PROBLEM TO WORK ON: Skip any picture you find and retype all the remaining lines exactly.

** start **

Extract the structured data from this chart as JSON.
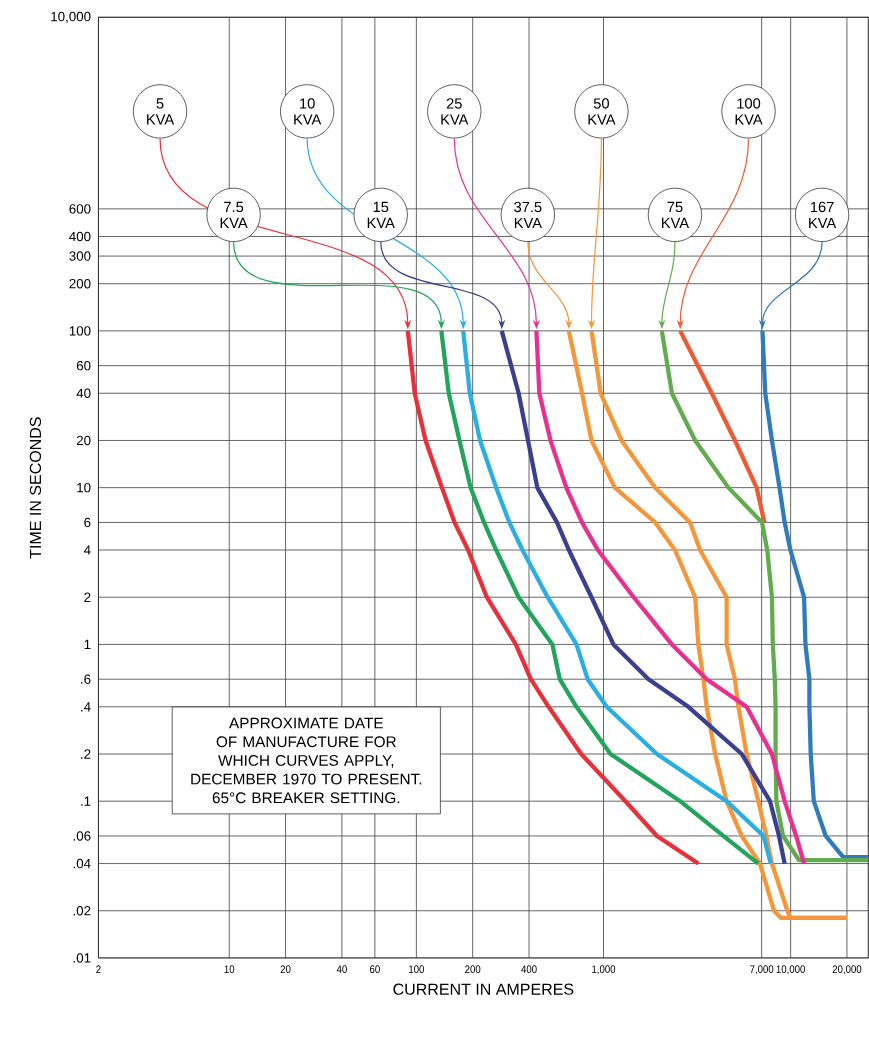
{
  "chart_data": {
    "type": "line",
    "log": "xy",
    "grid": true,
    "xlabel": "CURRENT IN AMPERES",
    "ylabel": "TIME IN SECONDS",
    "xlim": [
      2,
      26000
    ],
    "ylim": [
      0.01,
      10000
    ],
    "xticks": [
      2,
      10,
      20,
      40,
      60,
      100,
      200,
      400,
      {
        "value": 1000,
        "label": "1,000"
      },
      {
        "value": 7000,
        "label": "7,000"
      },
      {
        "value": 10000,
        "label": "10,000"
      },
      {
        "value": 20000,
        "label": "20,000"
      }
    ],
    "yticks": [
      {
        "value": 10000,
        "label": "10,000"
      },
      600,
      400,
      300,
      200,
      100,
      60,
      40,
      20,
      10,
      6,
      4,
      2,
      1,
      {
        "value": 0.6,
        "label": ".6"
      },
      {
        "value": 0.4,
        "label": ".4"
      },
      {
        "value": 0.2,
        "label": ".2"
      },
      {
        "value": 0.1,
        "label": ".1"
      },
      {
        "value": 0.06,
        "label": ".06"
      },
      {
        "value": 0.04,
        "label": ".04"
      },
      {
        "value": 0.02,
        "label": ".02"
      },
      {
        "value": 0.01,
        "label": ".01"
      }
    ],
    "annotations": [
      "APPROXIMATE DATE OF MANUFACTURE FOR WHICH CURVES APPLY, DECEMBER 1970 TO PRESENT. 65°C BREAKER SETTING."
    ],
    "series": [
      {
        "name": "5 KVA",
        "color": "#e8303a",
        "x": [
          90,
          98,
          112,
          137,
          160,
          189,
          238,
          340,
          409,
          509,
          760,
          1310,
          1930,
          3210
        ],
        "values": [
          100,
          40,
          20,
          10,
          6,
          4,
          2,
          1,
          0.6,
          0.4,
          0.2,
          0.1,
          0.06,
          0.04
        ]
      },
      {
        "name": "7.5 KVA",
        "color": "#22a55a",
        "x": [
          136,
          149,
          170,
          195,
          230,
          267,
          352,
          533,
          584,
          717,
          1090,
          2570,
          4370,
          6720
        ],
        "values": [
          100,
          40,
          20,
          10,
          6,
          4,
          2,
          1,
          0.6,
          0.4,
          0.2,
          0.1,
          0.06,
          0.04
        ]
      },
      {
        "name": "10 KVA",
        "color": "#2aaee3",
        "x": [
          178,
          193,
          219,
          267,
          314,
          369,
          503,
          717,
          823,
          1040,
          1930,
          4550,
          7170,
          7830
        ],
        "values": [
          100,
          40,
          20,
          10,
          6,
          4,
          2,
          1,
          0.6,
          0.4,
          0.2,
          0.1,
          0.06,
          0.04
        ]
      },
      {
        "name": "15 KVA",
        "color": "#3b3f8f",
        "x": [
          286,
          352,
          395,
          443,
          564,
          653,
          863,
          1130,
          1740,
          2840,
          5480,
          7760,
          8670,
          9290
        ],
        "values": [
          100,
          40,
          20,
          10,
          6,
          4,
          2,
          1,
          0.6,
          0.4,
          0.2,
          0.1,
          0.06,
          0.04
        ]
      },
      {
        "name": "25 KVA",
        "color": "#e8308f",
        "x": [
          438,
          454,
          521,
          633,
          768,
          933,
          1450,
          2320,
          3560,
          5820,
          7950,
          9290,
          10700,
          11800
        ],
        "values": [
          100,
          40,
          20,
          10,
          6,
          4,
          2,
          1,
          0.6,
          0.4,
          0.2,
          0.1,
          0.06,
          0.04
        ]
      },
      {
        "name": "37.5 KVA",
        "color": "#f5963a",
        "x": [
          653,
          768,
          863,
          1150,
          1890,
          2410,
          3090,
          3210,
          3420,
          3560,
          3950,
          4550,
          5480,
          6860,
          8150,
          8890,
          20000
        ],
        "values": [
          100,
          40,
          20,
          10,
          6,
          4,
          2,
          1,
          0.6,
          0.4,
          0.2,
          0.1,
          0.06,
          0.04,
          0.02,
          0.018,
          0.018
        ]
      },
      {
        "name": "50 KVA",
        "color": "#f5963a",
        "x": [
          863,
          966,
          1250,
          1890,
          2900,
          3280,
          4550,
          4550,
          5040,
          5260,
          5820,
          6720,
          7420,
          7950,
          9610,
          10000,
          20000
        ],
        "values": [
          100,
          40,
          20,
          10,
          6,
          4,
          2,
          1,
          0.6,
          0.4,
          0.2,
          0.1,
          0.06,
          0.04,
          0.02,
          0.018,
          0.018
        ]
      },
      {
        "name": "75 KVA",
        "color": "#62ab4f",
        "x": [
          2050,
          2320,
          3090,
          4650,
          7030,
          7500,
          7950,
          8030,
          8230,
          8310,
          8310,
          8390,
          9110,
          11100,
          26000
        ],
        "values": [
          100,
          40,
          20,
          10,
          6,
          4,
          2,
          1,
          0.6,
          0.4,
          0.2,
          0.1,
          0.06,
          0.042,
          0.042
        ]
      },
      {
        "name": "100 KVA",
        "color": "#ef5a35",
        "x": [
          2570,
          3790,
          5040,
          6580,
          7240
        ],
        "values": [
          100,
          40,
          20,
          10,
          6
        ]
      },
      {
        "name": "167 KVA",
        "color": "#2f7bbd",
        "x": [
          7070,
          7320,
          7950,
          8720,
          9290,
          9970,
          11800,
          12000,
          12600,
          12600,
          12800,
          13300,
          15400,
          19100,
          26000
        ],
        "values": [
          100,
          40,
          20,
          10,
          6,
          4,
          2,
          1,
          0.6,
          0.4,
          0.2,
          0.1,
          0.06,
          0.044,
          0.044
        ]
      }
    ]
  }
}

** end **

REPLY TO THE TASK:
Extract the structured data from this chart as JSON.
{
  "chart_data": {
    "type": "line",
    "log": "xy",
    "grid": true,
    "xlabel": "CURRENT IN AMPERES",
    "ylabel": "TIME IN SECONDS",
    "xlim": [
      2,
      26000
    ],
    "ylim": [
      0.01,
      10000
    ],
    "xticks": [
      2,
      10,
      20,
      40,
      60,
      100,
      200,
      400,
      {
        "value": 1000,
        "label": "1,000"
      },
      {
        "value": 7000,
        "label": "7,000"
      },
      {
        "value": 10000,
        "label": "10,000"
      },
      {
        "value": 20000,
        "label": "20,000"
      }
    ],
    "yticks": [
      {
        "value": 10000,
        "label": "10,000"
      },
      600,
      400,
      300,
      200,
      100,
      60,
      40,
      20,
      10,
      6,
      4,
      2,
      1,
      {
        "value": 0.6,
        "label": ".6"
      },
      {
        "value": 0.4,
        "label": ".4"
      },
      {
        "value": 0.2,
        "label": ".2"
      },
      {
        "value": 0.1,
        "label": ".1"
      },
      {
        "value": 0.06,
        "label": ".06"
      },
      {
        "value": 0.04,
        "label": ".04"
      },
      {
        "value": 0.02,
        "label": ".02"
      },
      {
        "value": 0.01,
        "label": ".01"
      }
    ],
    "annotations": [
      "APPROXIMATE DATE OF MANUFACTURE FOR WHICH CURVES APPLY, DECEMBER 1970 TO PRESENT. 65°C BREAKER SETTING."
    ],
    "series": [
      {
        "name": "5 KVA",
        "color": "#e8303a",
        "x": [
          90,
          98,
          112,
          137,
          160,
          189,
          238,
          340,
          409,
          509,
          760,
          1310,
          1930,
          3210
        ],
        "values": [
          100,
          40,
          20,
          10,
          6,
          4,
          2,
          1,
          0.6,
          0.4,
          0.2,
          0.1,
          0.06,
          0.04
        ]
      },
      {
        "name": "7.5 KVA",
        "color": "#22a55a",
        "x": [
          136,
          149,
          170,
          195,
          230,
          267,
          352,
          533,
          584,
          717,
          1090,
          2570,
          4370,
          6720
        ],
        "values": [
          100,
          40,
          20,
          10,
          6,
          4,
          2,
          1,
          0.6,
          0.4,
          0.2,
          0.1,
          0.06,
          0.04
        ]
      },
      {
        "name": "10 KVA",
        "color": "#2aaee3",
        "x": [
          178,
          193,
          219,
          267,
          314,
          369,
          503,
          717,
          823,
          1040,
          1930,
          4550,
          7170,
          7830
        ],
        "values": [
          100,
          40,
          20,
          10,
          6,
          4,
          2,
          1,
          0.6,
          0.4,
          0.2,
          0.1,
          0.06,
          0.04
        ]
      },
      {
        "name": "15 KVA",
        "color": "#3b3f8f",
        "x": [
          286,
          352,
          395,
          443,
          564,
          653,
          863,
          1130,
          1740,
          2840,
          5480,
          7760,
          8670,
          9290
        ],
        "values": [
          100,
          40,
          20,
          10,
          6,
          4,
          2,
          1,
          0.6,
          0.4,
          0.2,
          0.1,
          0.06,
          0.04
        ]
      },
      {
        "name": "25 KVA",
        "color": "#e8308f",
        "x": [
          438,
          454,
          521,
          633,
          768,
          933,
          1450,
          2320,
          3560,
          5820,
          7950,
          9290,
          10700,
          11800
        ],
        "values": [
          100,
          40,
          20,
          10,
          6,
          4,
          2,
          1,
          0.6,
          0.4,
          0.2,
          0.1,
          0.06,
          0.04
        ]
      },
      {
        "name": "37.5 KVA",
        "color": "#f5963a",
        "x": [
          653,
          768,
          863,
          1150,
          1890,
          2410,
          3090,
          3210,
          3420,
          3560,
          3950,
          4550,
          5480,
          6860,
          8150,
          8890,
          20000
        ],
        "values": [
          100,
          40,
          20,
          10,
          6,
          4,
          2,
          1,
          0.6,
          0.4,
          0.2,
          0.1,
          0.06,
          0.04,
          0.02,
          0.018,
          0.018
        ]
      },
      {
        "name": "50 KVA",
        "color": "#f5963a",
        "x": [
          863,
          966,
          1250,
          1890,
          2900,
          3280,
          4550,
          4550,
          5040,
          5260,
          5820,
          6720,
          7420,
          7950,
          9610,
          10000,
          20000
        ],
        "values": [
          100,
          40,
          20,
          10,
          6,
          4,
          2,
          1,
          0.6,
          0.4,
          0.2,
          0.1,
          0.06,
          0.04,
          0.02,
          0.018,
          0.018
        ]
      },
      {
        "name": "75 KVA",
        "color": "#62ab4f",
        "x": [
          2050,
          2320,
          3090,
          4650,
          7030,
          7500,
          7950,
          8030,
          8230,
          8310,
          8310,
          8390,
          9110,
          11100,
          26000
        ],
        "values": [
          100,
          40,
          20,
          10,
          6,
          4,
          2,
          1,
          0.6,
          0.4,
          0.2,
          0.1,
          0.06,
          0.042,
          0.042
        ]
      },
      {
        "name": "100 KVA",
        "color": "#ef5a35",
        "x": [
          2570,
          3790,
          5040,
          6580,
          7240
        ],
        "values": [
          100,
          40,
          20,
          10,
          6
        ]
      },
      {
        "name": "167 KVA",
        "color": "#2f7bbd",
        "x": [
          7070,
          7320,
          7950,
          8720,
          9290,
          9970,
          11800,
          12000,
          12600,
          12600,
          12800,
          13300,
          15400,
          19100,
          26000
        ],
        "values": [
          100,
          40,
          20,
          10,
          6,
          4,
          2,
          1,
          0.6,
          0.4,
          0.2,
          0.1,
          0.06,
          0.044,
          0.044
        ]
      }
    ]
  }
}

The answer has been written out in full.